- **TEXTE FOURNI**
+ + + +

Il s’agit autant de tourner aussi vite que possible le chapitre confus, peu glorieux et coûteux (en termes économique et pour l’image extérieure du pays) de la fin précipitée du mandat sortant que de relancer sans tarder la nation sur une trajectoire plus conforme à ses attentes, à son statut, à ses ambitions.

Pour cela, il s’agit de s’atteler dès la première minute aux priorités du moment, au niveau domestique tout particulièrement. Notamment pour relancer une économie atone (contraction du PIB au premier trimestre 2025), sinistrée pour partie par la paralysie généralisée du semestre écoulé et la défiance des investisseurs, alors même que de délicates « négociations » avec l’administration Trump 2.0 sur l’imposition des droits de douanes (+25 %) se profilent incessamment.

« Je serai un président pour tous »

Dans cette nation clivée politiquement (mais disposant à nouveau depuis le 4 juin d’un alignement entre la Présidence et l’Assemblée nationale, tous deux dans le giron du DP) et éreintée par l’improbable épisode de loi martiale (avortée) évoquée plus haut, l’heure est aussi au pardon et à la réunification. Non pas avec la défiante Corée du Nord voisine, mais entre ses 51 millions de concitoyens.

+ + + +

- **LISTE DES ENTRÉES**

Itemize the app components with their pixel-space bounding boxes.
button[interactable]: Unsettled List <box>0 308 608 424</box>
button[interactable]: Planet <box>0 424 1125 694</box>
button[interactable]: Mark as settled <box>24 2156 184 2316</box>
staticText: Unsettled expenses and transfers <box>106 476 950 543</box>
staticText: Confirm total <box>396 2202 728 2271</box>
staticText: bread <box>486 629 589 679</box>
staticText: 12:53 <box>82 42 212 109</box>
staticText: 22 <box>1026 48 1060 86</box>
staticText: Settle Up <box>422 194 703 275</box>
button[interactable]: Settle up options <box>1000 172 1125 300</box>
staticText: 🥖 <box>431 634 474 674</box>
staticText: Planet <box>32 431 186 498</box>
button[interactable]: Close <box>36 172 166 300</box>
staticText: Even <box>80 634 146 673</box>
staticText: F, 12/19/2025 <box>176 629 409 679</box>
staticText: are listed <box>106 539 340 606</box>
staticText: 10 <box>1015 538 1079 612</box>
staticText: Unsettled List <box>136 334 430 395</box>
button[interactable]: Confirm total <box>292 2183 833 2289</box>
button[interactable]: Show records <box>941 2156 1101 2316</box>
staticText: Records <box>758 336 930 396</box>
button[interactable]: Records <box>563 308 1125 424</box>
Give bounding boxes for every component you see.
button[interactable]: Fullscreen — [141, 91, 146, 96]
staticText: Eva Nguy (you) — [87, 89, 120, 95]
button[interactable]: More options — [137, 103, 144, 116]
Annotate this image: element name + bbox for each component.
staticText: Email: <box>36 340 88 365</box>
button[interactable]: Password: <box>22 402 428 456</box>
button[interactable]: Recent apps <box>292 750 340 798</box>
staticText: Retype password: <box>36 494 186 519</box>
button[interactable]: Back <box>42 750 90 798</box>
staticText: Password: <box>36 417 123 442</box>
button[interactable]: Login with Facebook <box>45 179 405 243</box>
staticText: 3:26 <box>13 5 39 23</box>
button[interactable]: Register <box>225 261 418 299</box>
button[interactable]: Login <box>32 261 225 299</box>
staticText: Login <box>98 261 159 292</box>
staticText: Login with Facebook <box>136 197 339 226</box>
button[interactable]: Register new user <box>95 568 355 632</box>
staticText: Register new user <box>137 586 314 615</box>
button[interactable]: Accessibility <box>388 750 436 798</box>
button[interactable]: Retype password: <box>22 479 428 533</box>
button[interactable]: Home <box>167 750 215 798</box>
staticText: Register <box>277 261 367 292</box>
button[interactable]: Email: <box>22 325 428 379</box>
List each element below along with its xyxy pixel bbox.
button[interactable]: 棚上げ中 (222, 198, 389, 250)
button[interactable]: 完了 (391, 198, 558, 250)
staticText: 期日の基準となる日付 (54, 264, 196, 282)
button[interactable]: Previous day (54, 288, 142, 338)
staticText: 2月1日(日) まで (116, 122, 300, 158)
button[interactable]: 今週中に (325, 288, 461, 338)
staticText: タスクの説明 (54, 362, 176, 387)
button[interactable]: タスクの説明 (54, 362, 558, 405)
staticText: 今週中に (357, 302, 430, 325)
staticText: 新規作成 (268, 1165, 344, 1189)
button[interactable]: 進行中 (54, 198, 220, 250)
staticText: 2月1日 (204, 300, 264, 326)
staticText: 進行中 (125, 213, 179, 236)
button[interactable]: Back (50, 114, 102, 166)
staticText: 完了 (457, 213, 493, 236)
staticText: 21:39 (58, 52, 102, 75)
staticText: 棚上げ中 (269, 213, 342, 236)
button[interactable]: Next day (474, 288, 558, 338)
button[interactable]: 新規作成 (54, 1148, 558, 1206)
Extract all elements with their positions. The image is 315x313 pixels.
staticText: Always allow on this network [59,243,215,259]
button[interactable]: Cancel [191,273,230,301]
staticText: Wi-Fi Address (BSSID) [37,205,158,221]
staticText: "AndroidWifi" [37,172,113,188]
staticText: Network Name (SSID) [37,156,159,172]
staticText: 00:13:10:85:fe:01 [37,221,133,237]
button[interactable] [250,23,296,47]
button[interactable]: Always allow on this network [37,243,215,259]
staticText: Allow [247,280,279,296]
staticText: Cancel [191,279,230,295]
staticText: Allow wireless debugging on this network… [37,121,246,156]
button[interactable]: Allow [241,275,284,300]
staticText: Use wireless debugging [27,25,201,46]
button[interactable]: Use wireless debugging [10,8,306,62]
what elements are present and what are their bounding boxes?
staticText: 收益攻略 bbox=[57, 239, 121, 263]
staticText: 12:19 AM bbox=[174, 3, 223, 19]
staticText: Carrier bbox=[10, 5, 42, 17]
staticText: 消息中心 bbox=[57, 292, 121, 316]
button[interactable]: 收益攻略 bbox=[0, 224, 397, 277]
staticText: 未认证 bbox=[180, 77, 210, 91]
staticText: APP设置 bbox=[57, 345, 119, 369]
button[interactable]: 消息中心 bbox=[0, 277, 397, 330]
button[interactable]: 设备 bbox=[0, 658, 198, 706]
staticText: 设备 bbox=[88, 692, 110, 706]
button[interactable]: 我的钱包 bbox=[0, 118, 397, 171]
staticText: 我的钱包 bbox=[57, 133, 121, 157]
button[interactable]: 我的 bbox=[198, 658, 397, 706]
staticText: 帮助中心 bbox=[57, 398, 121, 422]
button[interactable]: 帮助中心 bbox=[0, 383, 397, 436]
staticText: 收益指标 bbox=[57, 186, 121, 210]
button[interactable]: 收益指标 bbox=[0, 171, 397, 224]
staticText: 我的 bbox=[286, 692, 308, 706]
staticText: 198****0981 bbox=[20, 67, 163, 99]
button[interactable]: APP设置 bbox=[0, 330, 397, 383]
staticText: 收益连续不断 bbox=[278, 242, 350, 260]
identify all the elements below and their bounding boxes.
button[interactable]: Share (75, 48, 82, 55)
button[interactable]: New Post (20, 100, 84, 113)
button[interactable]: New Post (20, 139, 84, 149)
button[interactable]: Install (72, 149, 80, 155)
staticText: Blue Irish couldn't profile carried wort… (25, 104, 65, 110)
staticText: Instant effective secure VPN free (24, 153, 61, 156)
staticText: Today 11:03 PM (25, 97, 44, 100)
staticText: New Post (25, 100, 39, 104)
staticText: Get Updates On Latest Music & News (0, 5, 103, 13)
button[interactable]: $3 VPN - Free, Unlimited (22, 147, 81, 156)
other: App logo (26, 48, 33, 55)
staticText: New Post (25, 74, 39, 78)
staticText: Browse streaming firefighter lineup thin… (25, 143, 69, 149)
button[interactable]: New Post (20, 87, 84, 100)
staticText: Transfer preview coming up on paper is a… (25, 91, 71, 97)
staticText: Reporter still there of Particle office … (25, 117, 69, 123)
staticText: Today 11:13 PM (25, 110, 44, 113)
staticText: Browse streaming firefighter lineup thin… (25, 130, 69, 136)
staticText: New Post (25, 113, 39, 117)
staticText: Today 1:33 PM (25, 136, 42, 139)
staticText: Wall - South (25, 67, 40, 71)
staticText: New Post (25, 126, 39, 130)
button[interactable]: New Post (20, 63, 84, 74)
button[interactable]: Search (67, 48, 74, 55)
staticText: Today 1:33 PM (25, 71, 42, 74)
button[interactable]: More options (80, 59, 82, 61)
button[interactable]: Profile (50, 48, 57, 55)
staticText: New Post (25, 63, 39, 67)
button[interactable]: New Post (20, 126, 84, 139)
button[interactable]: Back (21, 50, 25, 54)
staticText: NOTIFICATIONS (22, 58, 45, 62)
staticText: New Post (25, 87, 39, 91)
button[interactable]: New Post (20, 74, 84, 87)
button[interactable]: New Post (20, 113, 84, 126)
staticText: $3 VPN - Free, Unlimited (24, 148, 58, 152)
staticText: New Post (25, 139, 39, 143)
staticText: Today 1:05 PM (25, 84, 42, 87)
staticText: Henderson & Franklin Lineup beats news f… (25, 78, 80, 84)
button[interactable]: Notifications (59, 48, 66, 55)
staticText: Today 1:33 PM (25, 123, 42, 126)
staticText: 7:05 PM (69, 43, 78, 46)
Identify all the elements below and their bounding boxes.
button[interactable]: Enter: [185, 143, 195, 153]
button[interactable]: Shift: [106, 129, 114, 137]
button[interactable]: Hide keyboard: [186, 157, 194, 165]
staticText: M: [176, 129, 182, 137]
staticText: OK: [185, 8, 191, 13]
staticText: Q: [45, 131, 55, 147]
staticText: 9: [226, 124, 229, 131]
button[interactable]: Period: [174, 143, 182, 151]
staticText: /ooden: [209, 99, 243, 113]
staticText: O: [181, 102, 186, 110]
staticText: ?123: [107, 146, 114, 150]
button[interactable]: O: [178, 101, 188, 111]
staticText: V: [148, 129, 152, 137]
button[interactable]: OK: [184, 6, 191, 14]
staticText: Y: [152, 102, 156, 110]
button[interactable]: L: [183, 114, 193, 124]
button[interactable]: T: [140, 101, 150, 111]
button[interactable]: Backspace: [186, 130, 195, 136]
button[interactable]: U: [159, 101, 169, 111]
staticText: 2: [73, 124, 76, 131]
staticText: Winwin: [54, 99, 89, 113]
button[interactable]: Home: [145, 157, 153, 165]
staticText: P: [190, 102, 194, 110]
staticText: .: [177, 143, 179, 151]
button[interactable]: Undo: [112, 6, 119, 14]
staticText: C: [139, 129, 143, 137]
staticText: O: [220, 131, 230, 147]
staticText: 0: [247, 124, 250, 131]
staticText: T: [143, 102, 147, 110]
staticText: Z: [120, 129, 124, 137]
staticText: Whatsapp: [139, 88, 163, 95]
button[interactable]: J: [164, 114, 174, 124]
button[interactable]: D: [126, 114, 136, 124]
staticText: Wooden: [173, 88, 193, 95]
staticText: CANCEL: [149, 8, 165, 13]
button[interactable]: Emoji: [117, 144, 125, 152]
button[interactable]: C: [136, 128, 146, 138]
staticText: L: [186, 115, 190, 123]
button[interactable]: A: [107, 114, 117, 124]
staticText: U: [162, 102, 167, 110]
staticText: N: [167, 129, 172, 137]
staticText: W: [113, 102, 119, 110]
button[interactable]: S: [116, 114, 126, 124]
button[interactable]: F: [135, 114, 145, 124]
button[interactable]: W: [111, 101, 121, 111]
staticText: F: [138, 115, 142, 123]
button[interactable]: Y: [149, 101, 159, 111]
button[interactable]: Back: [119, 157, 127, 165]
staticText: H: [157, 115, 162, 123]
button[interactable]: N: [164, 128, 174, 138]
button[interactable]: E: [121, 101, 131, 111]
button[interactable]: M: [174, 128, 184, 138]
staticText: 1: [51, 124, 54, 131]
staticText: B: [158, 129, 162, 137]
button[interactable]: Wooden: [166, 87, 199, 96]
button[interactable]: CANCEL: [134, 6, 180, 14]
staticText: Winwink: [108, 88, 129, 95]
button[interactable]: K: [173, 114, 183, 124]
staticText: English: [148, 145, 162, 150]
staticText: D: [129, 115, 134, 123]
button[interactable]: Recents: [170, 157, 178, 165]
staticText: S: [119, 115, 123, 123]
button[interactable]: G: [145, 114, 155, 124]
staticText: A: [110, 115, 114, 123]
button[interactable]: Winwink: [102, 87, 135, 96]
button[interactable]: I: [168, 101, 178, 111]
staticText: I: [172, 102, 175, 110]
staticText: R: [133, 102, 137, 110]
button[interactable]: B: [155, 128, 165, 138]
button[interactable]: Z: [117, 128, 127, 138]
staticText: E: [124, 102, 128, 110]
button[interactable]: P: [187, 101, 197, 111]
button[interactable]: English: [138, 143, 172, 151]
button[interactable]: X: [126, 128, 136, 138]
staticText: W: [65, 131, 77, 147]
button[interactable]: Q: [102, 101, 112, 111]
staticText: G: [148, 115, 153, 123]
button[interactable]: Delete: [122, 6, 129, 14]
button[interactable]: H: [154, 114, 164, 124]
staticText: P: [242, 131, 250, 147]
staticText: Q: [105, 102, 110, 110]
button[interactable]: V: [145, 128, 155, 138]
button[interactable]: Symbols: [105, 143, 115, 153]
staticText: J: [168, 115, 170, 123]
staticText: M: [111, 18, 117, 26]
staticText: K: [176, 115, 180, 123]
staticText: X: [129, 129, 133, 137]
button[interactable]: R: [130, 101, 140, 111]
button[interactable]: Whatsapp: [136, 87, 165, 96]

+ + + +

- **ÉNONCÉ 1**
Dupliquez, dans le texte fourni, tout ce qui va de « Pour cela, il » jusqu'à « se profilent incessamment. ».
- **ÉNONCÉ 2**
D'après le texte fourni, depuis quelle date la Présidence et l'Assemblée nationale sont-elles de nouveau alignées ?
Les entrées forment un matériau à part, distinct du texte fourni.

- **RÉPONSE FINALE 1**
Pour cela, il s’agit de s’atteler dès la première minute aux priorités du moment, au niveau domestique tout particulièrement. Notamment pour relancer une économie atone (contraction du PIB au premier trimestre 2025), sinistrée pour partie par la paralysie généralisée du semestre écoulé et la défiance des investisseurs, alors même que de délicates « négociations » avec l’administration Trump 2.0 sur l’imposition des droits de douanes (+25 %) se profilent incessamment.

- **RÉPONSE FINALE 2**
Depuis le 4 juin.